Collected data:

-*-*-

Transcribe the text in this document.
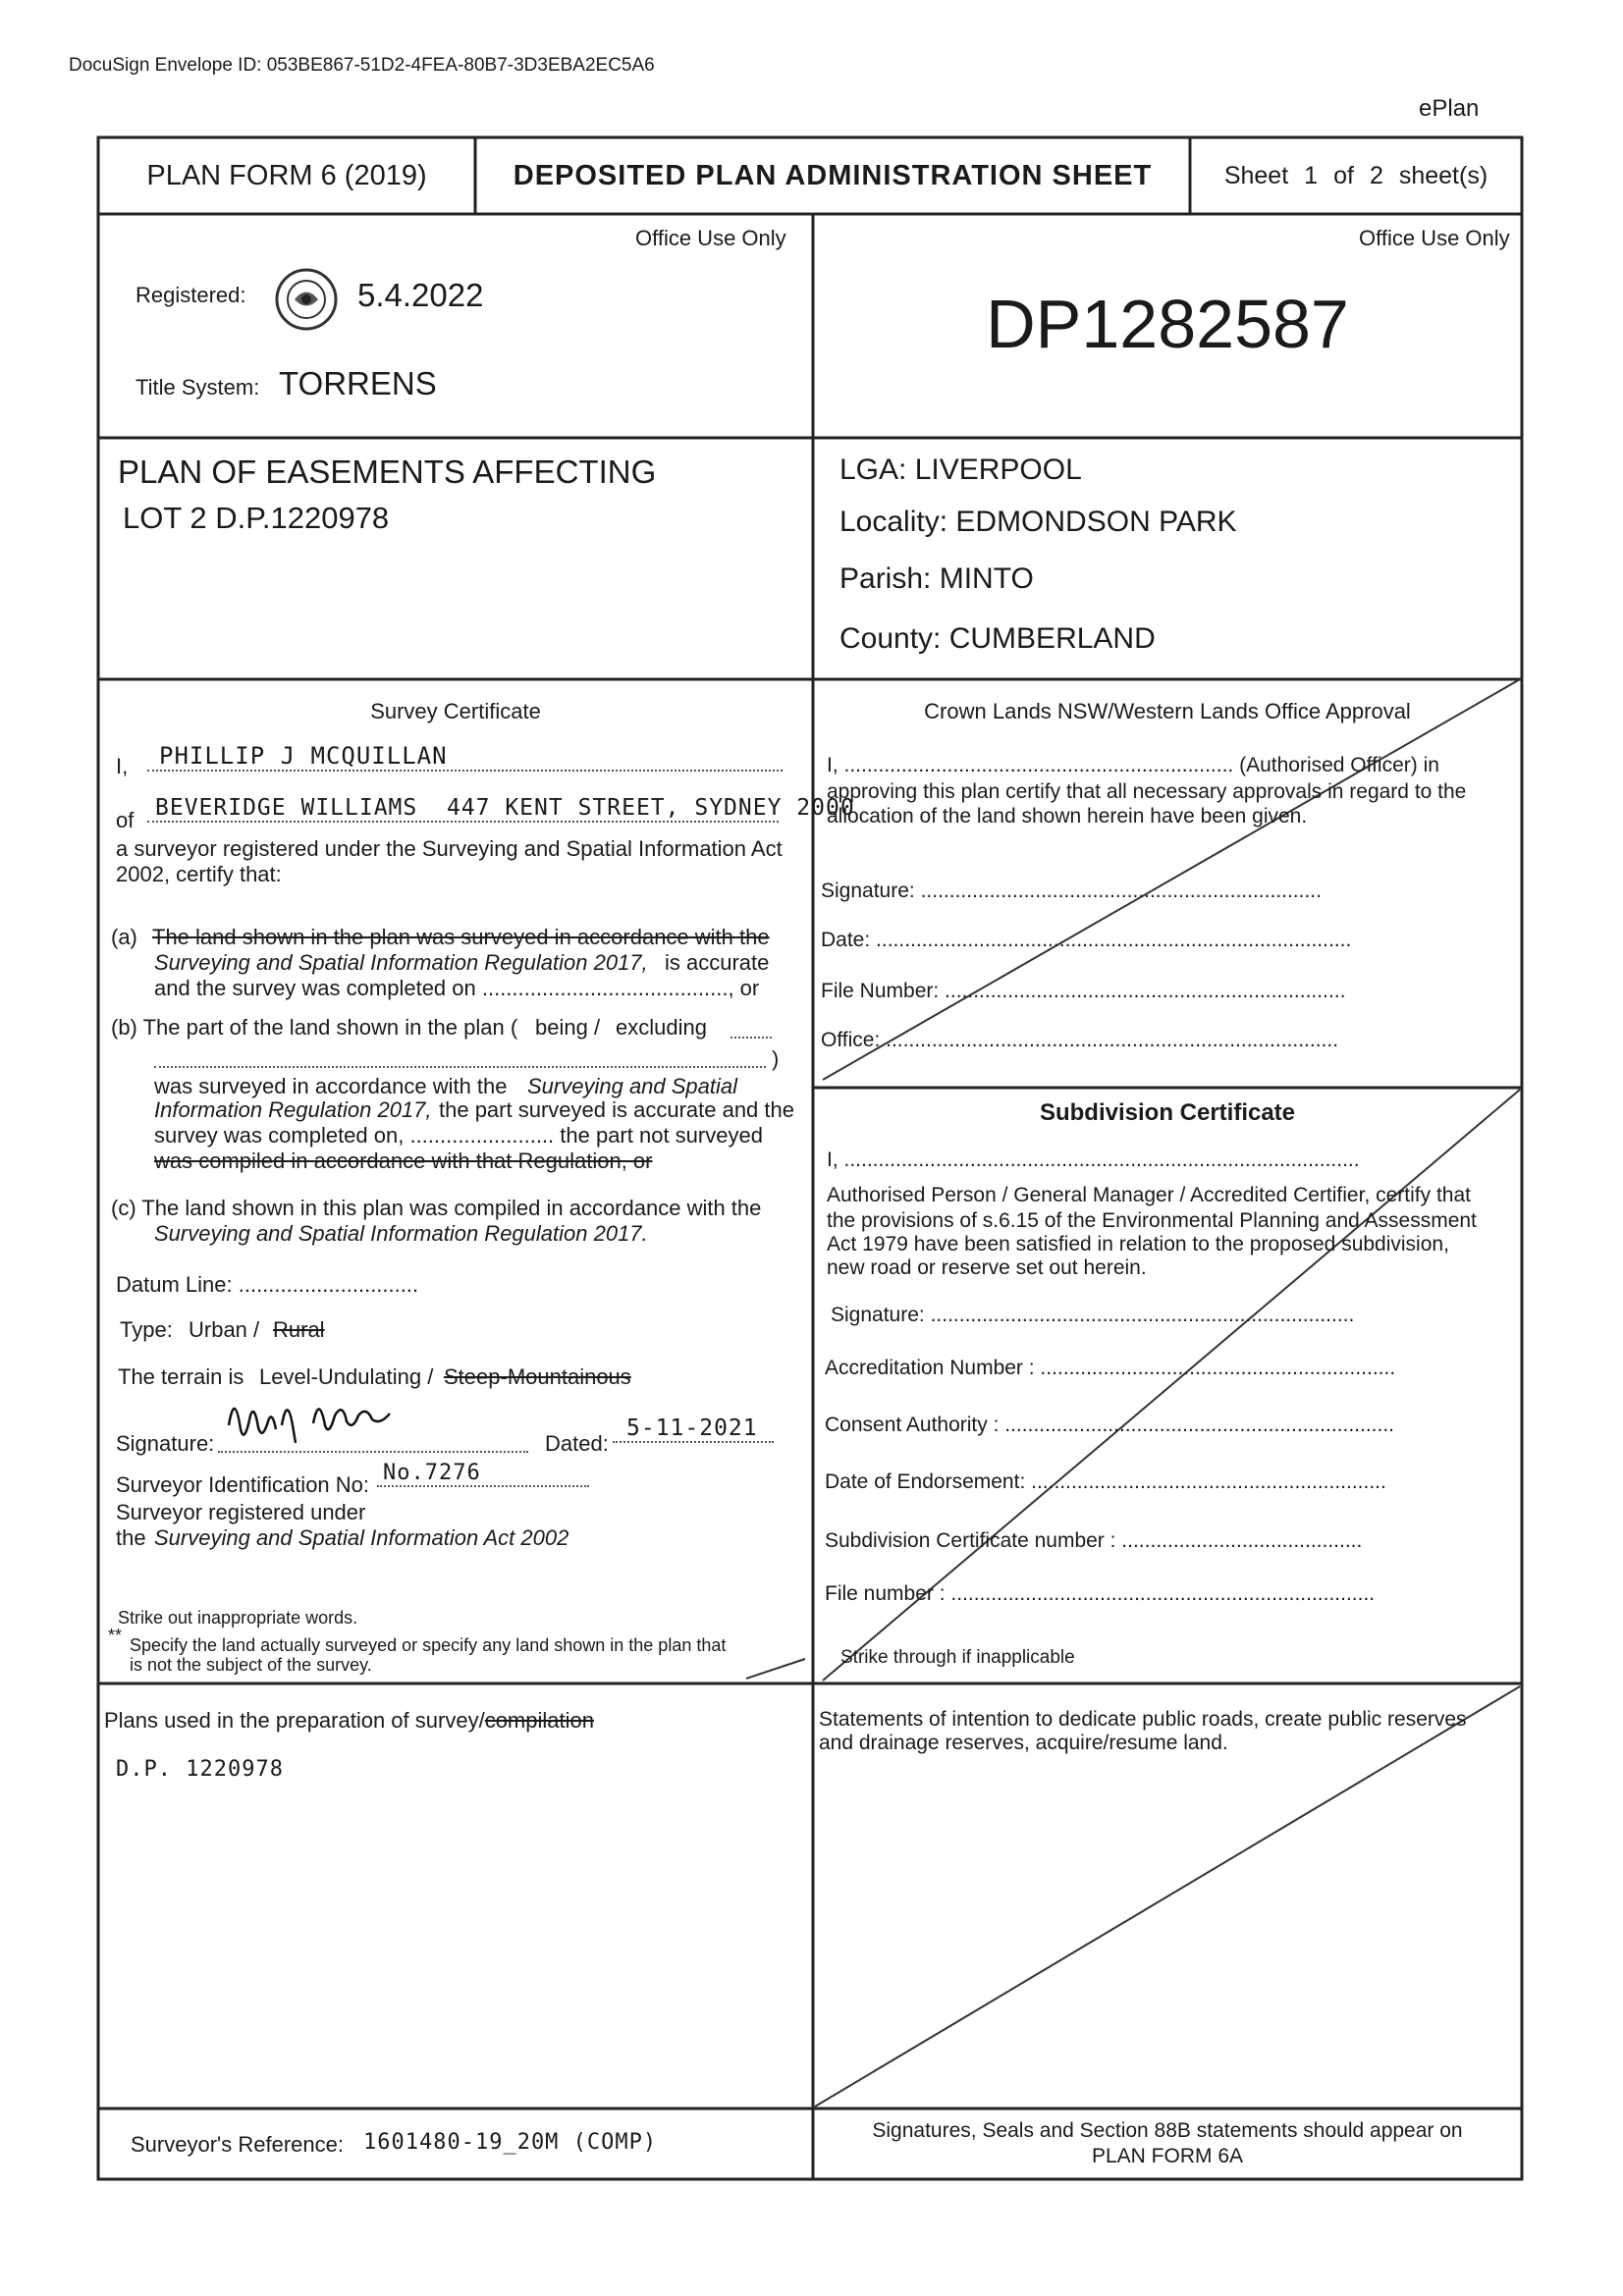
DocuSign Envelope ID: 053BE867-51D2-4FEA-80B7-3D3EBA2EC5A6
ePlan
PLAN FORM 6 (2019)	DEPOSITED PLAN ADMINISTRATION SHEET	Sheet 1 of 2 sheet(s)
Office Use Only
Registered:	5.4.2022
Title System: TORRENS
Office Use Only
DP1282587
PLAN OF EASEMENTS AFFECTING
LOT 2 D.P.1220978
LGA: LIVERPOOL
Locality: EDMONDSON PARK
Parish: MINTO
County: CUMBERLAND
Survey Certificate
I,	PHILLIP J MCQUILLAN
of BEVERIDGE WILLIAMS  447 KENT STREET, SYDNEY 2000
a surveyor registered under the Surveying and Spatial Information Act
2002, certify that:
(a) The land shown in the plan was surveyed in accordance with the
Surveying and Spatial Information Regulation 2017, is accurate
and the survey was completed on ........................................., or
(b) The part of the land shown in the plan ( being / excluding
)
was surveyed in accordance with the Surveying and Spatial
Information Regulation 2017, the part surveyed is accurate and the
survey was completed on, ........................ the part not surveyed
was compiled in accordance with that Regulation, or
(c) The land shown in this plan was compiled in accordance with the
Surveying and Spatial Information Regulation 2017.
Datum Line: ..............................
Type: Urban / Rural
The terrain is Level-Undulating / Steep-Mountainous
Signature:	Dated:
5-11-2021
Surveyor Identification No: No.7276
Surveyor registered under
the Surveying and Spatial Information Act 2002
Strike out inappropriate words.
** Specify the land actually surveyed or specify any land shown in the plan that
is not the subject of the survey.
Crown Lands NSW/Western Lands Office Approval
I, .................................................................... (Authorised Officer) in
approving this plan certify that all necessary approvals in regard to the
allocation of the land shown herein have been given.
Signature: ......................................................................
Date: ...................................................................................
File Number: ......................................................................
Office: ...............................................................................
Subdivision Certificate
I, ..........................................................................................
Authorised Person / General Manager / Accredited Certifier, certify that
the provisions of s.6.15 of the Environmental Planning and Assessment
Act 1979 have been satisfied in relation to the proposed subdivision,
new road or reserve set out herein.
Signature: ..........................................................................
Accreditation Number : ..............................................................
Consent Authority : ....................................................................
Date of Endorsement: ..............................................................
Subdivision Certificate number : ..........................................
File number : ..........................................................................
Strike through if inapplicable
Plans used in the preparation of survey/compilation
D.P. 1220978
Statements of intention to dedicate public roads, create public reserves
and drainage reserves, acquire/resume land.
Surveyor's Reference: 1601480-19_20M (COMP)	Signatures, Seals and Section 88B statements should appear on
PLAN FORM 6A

-*-*-

Lines containing the word "certify" are to be counted in the listing; state their number alone.

Response for this exercise
3